Dataset records
╭──

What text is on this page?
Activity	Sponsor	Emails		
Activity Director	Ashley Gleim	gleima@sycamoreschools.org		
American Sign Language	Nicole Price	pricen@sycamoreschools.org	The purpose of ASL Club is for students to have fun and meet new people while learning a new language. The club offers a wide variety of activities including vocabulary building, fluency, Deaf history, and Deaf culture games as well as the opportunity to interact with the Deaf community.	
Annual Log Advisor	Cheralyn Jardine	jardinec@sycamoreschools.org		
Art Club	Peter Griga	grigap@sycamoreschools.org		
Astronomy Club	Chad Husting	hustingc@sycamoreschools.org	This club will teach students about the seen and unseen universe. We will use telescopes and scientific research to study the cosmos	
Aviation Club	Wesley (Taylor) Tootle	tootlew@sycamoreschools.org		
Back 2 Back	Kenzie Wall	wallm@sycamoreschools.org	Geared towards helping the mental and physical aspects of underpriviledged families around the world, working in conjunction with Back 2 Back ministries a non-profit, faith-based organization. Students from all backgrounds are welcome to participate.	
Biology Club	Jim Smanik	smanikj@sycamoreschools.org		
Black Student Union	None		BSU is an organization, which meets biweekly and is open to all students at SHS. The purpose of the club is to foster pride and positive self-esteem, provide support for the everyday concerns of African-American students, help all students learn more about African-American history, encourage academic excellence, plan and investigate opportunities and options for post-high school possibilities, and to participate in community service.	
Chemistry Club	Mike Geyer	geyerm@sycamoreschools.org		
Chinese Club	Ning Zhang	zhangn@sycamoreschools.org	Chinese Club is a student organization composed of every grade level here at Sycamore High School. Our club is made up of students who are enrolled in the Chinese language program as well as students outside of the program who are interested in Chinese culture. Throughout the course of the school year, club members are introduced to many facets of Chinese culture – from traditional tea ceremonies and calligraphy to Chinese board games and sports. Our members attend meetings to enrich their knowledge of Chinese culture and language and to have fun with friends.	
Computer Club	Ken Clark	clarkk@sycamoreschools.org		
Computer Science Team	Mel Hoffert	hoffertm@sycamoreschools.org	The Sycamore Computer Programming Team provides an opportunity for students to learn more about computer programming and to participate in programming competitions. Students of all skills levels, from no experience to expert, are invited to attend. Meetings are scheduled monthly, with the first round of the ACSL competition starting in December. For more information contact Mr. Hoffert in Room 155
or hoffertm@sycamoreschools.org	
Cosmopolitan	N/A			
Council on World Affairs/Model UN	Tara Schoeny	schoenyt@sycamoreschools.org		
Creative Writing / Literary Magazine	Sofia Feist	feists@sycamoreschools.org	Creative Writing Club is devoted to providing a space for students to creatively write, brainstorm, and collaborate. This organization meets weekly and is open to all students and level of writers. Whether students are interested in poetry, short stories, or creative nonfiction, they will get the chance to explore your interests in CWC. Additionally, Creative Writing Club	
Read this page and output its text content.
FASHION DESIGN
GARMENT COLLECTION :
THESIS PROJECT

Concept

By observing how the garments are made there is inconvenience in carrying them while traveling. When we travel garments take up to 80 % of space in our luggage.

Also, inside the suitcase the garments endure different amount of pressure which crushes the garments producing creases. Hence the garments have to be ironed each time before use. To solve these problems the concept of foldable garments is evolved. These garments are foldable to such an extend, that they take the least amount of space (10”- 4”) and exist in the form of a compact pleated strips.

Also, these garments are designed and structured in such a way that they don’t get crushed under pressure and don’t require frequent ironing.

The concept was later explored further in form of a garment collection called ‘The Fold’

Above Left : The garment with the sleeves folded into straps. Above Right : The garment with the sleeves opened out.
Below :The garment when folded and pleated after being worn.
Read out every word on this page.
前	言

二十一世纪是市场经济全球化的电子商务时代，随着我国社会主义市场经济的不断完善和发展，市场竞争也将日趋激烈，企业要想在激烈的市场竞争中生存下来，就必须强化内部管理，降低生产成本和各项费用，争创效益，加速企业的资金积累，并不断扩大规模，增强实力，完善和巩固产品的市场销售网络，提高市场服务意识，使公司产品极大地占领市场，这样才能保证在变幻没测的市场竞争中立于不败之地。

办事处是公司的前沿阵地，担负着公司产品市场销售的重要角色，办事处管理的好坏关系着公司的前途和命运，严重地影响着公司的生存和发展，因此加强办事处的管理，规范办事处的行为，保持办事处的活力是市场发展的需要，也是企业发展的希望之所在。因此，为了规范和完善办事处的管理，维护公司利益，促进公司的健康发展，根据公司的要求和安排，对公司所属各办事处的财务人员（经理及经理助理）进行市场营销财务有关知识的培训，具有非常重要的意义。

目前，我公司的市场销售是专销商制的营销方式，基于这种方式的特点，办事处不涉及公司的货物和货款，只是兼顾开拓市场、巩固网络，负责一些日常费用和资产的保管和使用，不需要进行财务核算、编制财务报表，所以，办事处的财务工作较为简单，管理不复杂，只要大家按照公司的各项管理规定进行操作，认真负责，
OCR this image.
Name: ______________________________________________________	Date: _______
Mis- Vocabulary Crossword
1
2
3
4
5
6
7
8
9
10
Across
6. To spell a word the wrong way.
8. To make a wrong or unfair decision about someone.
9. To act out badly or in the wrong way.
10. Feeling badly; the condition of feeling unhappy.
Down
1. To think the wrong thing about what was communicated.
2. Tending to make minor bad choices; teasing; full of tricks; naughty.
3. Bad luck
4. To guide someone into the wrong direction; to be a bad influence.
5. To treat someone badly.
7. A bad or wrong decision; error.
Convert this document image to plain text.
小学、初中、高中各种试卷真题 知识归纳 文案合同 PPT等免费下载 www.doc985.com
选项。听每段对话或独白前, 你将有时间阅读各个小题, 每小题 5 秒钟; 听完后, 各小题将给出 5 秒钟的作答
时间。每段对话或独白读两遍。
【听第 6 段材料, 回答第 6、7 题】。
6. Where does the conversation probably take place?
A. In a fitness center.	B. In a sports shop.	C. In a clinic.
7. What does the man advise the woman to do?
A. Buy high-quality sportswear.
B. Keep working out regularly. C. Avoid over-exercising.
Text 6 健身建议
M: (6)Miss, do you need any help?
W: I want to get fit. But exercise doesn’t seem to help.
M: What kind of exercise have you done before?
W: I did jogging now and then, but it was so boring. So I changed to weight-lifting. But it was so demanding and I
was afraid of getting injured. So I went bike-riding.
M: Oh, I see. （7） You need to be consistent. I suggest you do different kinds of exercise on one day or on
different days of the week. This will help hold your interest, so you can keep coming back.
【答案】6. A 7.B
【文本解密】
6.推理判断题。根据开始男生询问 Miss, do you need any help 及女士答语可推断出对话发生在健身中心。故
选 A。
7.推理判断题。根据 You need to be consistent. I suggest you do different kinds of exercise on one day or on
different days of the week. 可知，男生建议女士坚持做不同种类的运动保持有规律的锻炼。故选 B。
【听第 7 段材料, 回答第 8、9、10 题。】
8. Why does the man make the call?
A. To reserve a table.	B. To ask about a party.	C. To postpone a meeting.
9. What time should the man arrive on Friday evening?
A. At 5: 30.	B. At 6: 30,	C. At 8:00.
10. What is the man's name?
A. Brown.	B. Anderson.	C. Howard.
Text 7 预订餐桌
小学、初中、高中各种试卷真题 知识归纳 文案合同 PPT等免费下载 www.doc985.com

╰──

● **The problem**
Write the data from above out again, exactly.

● **Answer to this exercise**
What text is on this page?
Activity	Sponsor	Emails		
Activity Director	Ashley Gleim	gleima@sycamoreschools.org		
American Sign Language	Nicole Price	pricen@sycamoreschools.org	The purpose of ASL Club is for students to have fun and meet new people while learning a new language. The club offers a wide variety of activities including vocabulary building, fluency, Deaf history, and Deaf culture games as well as the opportunity to interact with the Deaf community.	
Annual Log Advisor	Cheralyn Jardine	jardinec@sycamoreschools.org		
Art Club	Peter Griga	grigap@sycamoreschools.org		
Astronomy Club	Chad Husting	hustingc@sycamoreschools.org	This club will teach students about the seen and unseen universe. We will use telescopes and scientific research to study the cosmos	
Aviation Club	Wesley (Taylor) Tootle	tootlew@sycamoreschools.org		
Back 2 Back	Kenzie Wall	wallm@sycamoreschools.org	Geared towards helping the mental and physical aspects of underpriviledged families around the world, working in conjunction with Back 2 Back ministries a non-profit, faith-based organization. Students from all backgrounds are welcome to participate.	
Biology Club	Jim Smanik	smanikj@sycamoreschools.org		
Black Student Union	None		BSU is an organization, which meets biweekly and is open to all students at SHS. The purpose of the club is to foster pride and positive self-esteem, provide support for the everyday concerns of African-American students, help all students learn more about African-American history, encourage academic excellence, plan and investigate opportunities and options for post-high school possibilities, and to participate in community service.	
Chemistry Club	Mike Geyer	geyerm@sycamoreschools.org		
Chinese Club	Ning Zhang	zhangn@sycamoreschools.org	Chinese Club is a student organization composed of every grade level here at Sycamore High School. Our club is made up of students who are enrolled in the Chinese language program as well as students outside of the program who are interested in Chinese culture. Throughout the course of the school year, club members are introduced to many facets of Chinese culture – from traditional tea ceremonies and calligraphy to Chinese board games and sports. Our members attend meetings to enrich their knowledge of Chinese culture and language and to have fun with friends.	
Computer Club	Ken Clark	clarkk@sycamoreschools.org		
Computer Science Team	Mel Hoffert	hoffertm@sycamoreschools.org	The Sycamore Computer Programming Team provides an opportunity for students to learn more about computer programming and to participate in programming competitions. Students of all skills levels, from no experience to expert, are invited to attend. Meetings are scheduled monthly, with the first round of the ACSL competition starting in December. For more information contact Mr. Hoffert in Room 155
or hoffertm@sycamoreschools.org	
Cosmopolitan	N/A			
Council on World Affairs/Model UN	Tara Schoeny	schoenyt@sycamoreschools.org		
Creative Writing / Literary Magazine	Sofia Feist	feists@sycamoreschools.org	Creative Writing Club is devoted to providing a space for students to creatively write, brainstorm, and collaborate. This organization meets weekly and is open to all students and level of writers. Whether students are interested in poetry, short stories, or creative nonfiction, they will get the chance to explore your interests in CWC. Additionally, Creative Writing Club	
Read this page and output its text content.
FASHION DESIGN
GARMENT COLLECTION :
THESIS PROJECT

Concept

By observing how the garments are made there is inconvenience in carrying them while traveling. When we travel garments take up to 80 % of space in our luggage.

Also, inside the suitcase the garments endure different amount of pressure which crushes the garments producing creases. Hence the garments have to be ironed each time before use. To solve these problems the concept of foldable garments is evolved. These garments are foldable to such an extend, that they take the least amount of space (10”- 4”) and exist in the form of a compact pleated strips.

Also, these garments are designed and structured in such a way that they don’t get crushed under pressure and don’t require frequent ironing.

The concept was later explored further in form of a garment collection called ‘The Fold’

Above Left : The garment with the sleeves folded into straps. Above Right : The garment with the sleeves opened out.
Below :The garment when folded and pleated after being worn.
Read out every word on this page.
前	言

二十一世纪是市场经济全球化的电子商务时代，随着我国社会主义市场经济的不断完善和发展，市场竞争也将日趋激烈，企业要想在激烈的市场竞争中生存下来，就必须强化内部管理，降低生产成本和各项费用，争创效益，加速企业的资金积累，并不断扩大规模，增强实力，完善和巩固产品的市场销售网络，提高市场服务意识，使公司产品极大地占领市场，这样才能保证在变幻没测的市场竞争中立于不败之地。

办事处是公司的前沿阵地，担负着公司产品市场销售的重要角色，办事处管理的好坏关系着公司的前途和命运，严重地影响着公司的生存和发展，因此加强办事处的管理，规范办事处的行为，保持办事处的活力是市场发展的需要，也是企业发展的希望之所在。因此，为了规范和完善办事处的管理，维护公司利益，促进公司的健康发展，根据公司的要求和安排，对公司所属各办事处的财务人员（经理及经理助理）进行市场营销财务有关知识的培训，具有非常重要的意义。

目前，我公司的市场销售是专销商制的营销方式，基于这种方式的特点，办事处不涉及公司的货物和货款，只是兼顾开拓市场、巩固网络，负责一些日常费用和资产的保管和使用，不需要进行财务核算、编制财务报表，所以，办事处的财务工作较为简单，管理不复杂，只要大家按照公司的各项管理规定进行操作，认真负责，
OCR this image.
Name: ______________________________________________________	Date: _______
Mis- Vocabulary Crossword
1
2
3
4
5
6
7
8
9
10
Across
6. To spell a word the wrong way.
8. To make a wrong or unfair decision about someone.
9. To act out badly or in the wrong way.
10. Feeling badly; the condition of feeling unhappy.
Down
1. To think the wrong thing about what was communicated.
2. Tending to make minor bad choices; teasing; full of tricks; naughty.
3. Bad luck
4. To guide someone into the wrong direction; to be a bad influence.
5. To treat someone badly.
7. A bad or wrong decision; error.
Convert this document image to plain text.
小学、初中、高中各种试卷真题 知识归纳 文案合同 PPT等免费下载 www.doc985.com
选项。听每段对话或独白前, 你将有时间阅读各个小题, 每小题 5 秒钟; 听完后, 各小题将给出 5 秒钟的作答
时间。每段对话或独白读两遍。
【听第 6 段材料, 回答第 6、7 题】。
6. Where does the conversation probably take place?
A. In a fitness center.	B. In a sports shop.	C. In a clinic.
7. What does the man advise the woman to do?
A. Buy high-quality sportswear.
B. Keep working out regularly. C. Avoid over-exercising.
Text 6 健身建议
M: (6)Miss, do you need any help?
W: I want to get fit. But exercise doesn’t seem to help.
M: What kind of exercise have you done before?
W: I did jogging now and then, but it was so boring. So I changed to weight-lifting. But it was so demanding and I
was afraid of getting injured. So I went bike-riding.
M: Oh, I see. （7） You need to be consistent. I suggest you do different kinds of exercise on one day or on
different days of the week. This will help hold your interest, so you can keep coming back.
【答案】6. A 7.B
【文本解密】
6.推理判断题。根据开始男生询问 Miss, do you need any help 及女士答语可推断出对话发生在健身中心。故
选 A。
7.推理判断题。根据 You need to be consistent. I suggest you do different kinds of exercise on one day or on
different days of the week. 可知，男生建议女士坚持做不同种类的运动保持有规律的锻炼。故选 B。
【听第 7 段材料, 回答第 8、9、10 题。】
8. Why does the man make the call?
A. To reserve a table.	B. To ask about a party.	C. To postpone a meeting.
9. What time should the man arrive on Friday evening?
A. At 5: 30.	B. At 6: 30,	C. At 8:00.
10. What is the man's name?
A. Brown.	B. Anderson.	C. Howard.
Text 7 预订餐桌
小学、初中、高中各种试卷真题 知识归纳 文案合同 PPT等免费下载 www.doc985.com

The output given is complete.